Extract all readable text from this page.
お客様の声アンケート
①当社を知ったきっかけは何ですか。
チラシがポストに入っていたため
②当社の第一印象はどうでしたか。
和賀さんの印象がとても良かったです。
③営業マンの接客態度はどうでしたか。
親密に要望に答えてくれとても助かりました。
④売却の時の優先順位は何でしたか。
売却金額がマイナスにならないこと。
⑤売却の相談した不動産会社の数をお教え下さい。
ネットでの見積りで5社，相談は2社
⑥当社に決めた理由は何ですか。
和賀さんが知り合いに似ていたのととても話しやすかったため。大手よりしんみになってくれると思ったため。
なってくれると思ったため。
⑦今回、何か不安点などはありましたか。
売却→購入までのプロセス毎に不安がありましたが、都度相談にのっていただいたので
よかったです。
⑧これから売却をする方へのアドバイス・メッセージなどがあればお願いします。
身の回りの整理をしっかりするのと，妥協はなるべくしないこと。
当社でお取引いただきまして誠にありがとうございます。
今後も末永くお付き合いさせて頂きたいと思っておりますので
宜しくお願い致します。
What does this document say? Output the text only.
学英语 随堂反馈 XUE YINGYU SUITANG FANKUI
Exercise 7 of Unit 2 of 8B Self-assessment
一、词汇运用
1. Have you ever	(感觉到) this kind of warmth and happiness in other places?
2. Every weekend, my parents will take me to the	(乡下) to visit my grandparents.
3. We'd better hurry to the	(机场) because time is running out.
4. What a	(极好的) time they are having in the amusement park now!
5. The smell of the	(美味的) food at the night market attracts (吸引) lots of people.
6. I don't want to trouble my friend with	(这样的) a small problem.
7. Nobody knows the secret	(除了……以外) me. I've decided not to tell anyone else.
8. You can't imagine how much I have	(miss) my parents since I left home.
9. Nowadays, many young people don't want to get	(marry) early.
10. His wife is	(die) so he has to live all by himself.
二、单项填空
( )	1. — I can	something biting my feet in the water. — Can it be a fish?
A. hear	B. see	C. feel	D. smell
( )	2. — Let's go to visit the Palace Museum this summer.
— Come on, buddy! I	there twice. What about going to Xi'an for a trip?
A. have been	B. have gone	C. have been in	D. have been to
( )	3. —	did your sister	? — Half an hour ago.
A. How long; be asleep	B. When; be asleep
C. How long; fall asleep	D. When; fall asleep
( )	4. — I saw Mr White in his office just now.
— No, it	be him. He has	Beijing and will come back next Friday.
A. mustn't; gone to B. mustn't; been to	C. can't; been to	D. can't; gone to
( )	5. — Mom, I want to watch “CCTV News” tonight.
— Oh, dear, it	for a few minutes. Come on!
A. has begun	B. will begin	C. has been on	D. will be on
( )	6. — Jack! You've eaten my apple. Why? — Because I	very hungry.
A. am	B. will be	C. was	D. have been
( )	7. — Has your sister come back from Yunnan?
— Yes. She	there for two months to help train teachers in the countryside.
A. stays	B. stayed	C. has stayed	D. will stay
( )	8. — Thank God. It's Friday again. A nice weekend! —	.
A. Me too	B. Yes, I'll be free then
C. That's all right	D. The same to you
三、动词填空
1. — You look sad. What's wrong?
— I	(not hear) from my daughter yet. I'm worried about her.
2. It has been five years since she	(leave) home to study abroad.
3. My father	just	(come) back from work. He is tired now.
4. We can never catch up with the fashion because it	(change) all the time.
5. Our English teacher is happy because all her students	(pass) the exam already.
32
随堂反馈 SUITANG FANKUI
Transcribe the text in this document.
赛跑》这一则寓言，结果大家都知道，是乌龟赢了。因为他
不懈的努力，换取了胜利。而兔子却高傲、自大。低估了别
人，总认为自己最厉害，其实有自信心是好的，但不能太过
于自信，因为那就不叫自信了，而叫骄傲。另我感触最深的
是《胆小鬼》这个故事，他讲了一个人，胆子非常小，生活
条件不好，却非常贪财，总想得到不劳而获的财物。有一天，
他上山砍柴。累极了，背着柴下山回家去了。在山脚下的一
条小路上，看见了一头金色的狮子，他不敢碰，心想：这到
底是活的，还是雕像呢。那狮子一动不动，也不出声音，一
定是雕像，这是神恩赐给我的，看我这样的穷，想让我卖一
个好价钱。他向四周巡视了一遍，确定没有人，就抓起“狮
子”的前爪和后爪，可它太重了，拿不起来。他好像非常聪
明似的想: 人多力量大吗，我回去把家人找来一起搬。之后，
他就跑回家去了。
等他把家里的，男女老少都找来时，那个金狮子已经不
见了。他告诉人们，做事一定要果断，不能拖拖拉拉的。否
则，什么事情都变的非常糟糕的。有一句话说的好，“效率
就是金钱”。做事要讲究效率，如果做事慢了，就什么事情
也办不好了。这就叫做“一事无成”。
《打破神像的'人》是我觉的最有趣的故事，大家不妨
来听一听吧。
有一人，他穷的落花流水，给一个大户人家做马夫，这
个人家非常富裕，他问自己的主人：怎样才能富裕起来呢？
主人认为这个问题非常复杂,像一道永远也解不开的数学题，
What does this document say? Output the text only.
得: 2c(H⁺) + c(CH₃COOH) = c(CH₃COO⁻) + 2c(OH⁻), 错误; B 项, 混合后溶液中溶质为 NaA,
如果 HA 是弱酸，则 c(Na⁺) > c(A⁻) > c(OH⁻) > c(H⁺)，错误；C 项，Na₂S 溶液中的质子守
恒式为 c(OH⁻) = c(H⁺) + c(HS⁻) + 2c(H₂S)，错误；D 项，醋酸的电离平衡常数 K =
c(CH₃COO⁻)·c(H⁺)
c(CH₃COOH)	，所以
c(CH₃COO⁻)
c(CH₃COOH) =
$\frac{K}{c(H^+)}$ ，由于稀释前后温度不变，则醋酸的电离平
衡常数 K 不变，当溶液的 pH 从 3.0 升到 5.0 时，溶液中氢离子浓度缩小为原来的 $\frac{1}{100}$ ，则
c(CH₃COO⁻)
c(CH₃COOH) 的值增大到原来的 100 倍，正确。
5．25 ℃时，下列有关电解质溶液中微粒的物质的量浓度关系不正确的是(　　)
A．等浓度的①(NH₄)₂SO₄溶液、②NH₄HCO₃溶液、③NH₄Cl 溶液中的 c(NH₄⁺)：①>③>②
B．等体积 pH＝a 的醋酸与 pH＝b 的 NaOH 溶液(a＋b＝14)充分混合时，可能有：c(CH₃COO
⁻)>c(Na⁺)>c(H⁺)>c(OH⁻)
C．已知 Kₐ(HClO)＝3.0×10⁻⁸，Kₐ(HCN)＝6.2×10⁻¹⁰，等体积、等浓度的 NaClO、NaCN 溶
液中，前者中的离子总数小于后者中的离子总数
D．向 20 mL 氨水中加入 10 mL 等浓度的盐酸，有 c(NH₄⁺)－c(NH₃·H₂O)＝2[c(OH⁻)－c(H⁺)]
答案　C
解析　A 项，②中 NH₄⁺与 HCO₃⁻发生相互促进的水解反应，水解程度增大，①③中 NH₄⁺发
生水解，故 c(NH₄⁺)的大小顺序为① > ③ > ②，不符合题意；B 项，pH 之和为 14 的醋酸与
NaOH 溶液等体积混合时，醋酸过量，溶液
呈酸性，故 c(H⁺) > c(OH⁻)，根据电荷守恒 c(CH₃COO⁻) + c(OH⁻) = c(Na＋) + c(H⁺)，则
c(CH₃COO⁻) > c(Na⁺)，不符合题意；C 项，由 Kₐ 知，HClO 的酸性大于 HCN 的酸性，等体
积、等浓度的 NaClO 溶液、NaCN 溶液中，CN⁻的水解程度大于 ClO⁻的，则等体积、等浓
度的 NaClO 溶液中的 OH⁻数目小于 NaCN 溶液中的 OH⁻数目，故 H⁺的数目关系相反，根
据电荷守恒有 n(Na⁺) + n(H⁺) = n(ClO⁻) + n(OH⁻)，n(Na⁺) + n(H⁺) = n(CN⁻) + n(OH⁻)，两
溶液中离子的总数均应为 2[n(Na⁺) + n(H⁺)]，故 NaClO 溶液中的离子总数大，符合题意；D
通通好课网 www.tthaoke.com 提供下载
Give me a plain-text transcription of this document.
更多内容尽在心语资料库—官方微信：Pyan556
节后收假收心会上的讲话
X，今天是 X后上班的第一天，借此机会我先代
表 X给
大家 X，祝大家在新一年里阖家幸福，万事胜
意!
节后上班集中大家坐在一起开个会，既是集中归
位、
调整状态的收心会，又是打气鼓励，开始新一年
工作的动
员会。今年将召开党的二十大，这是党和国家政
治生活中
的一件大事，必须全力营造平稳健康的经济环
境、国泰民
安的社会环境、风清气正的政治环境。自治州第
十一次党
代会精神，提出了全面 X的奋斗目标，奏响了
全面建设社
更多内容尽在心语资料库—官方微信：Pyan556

____

§ **Given problem**
Check each line above for the word "HClO", and copy the lines where it appears.

§ **Correct answer**
C．已知 Kₐ(HClO)＝3.0×10⁻⁸，Kₐ(HCN)＝6.2×10⁻¹⁰，等体积、等浓度的 NaClO、NaCN 溶
c(CH₃COO⁻) > c(Na⁺)，不符合题意；C 项，由 Kₐ 知，HClO 的酸性大于 HCN 的酸性，等体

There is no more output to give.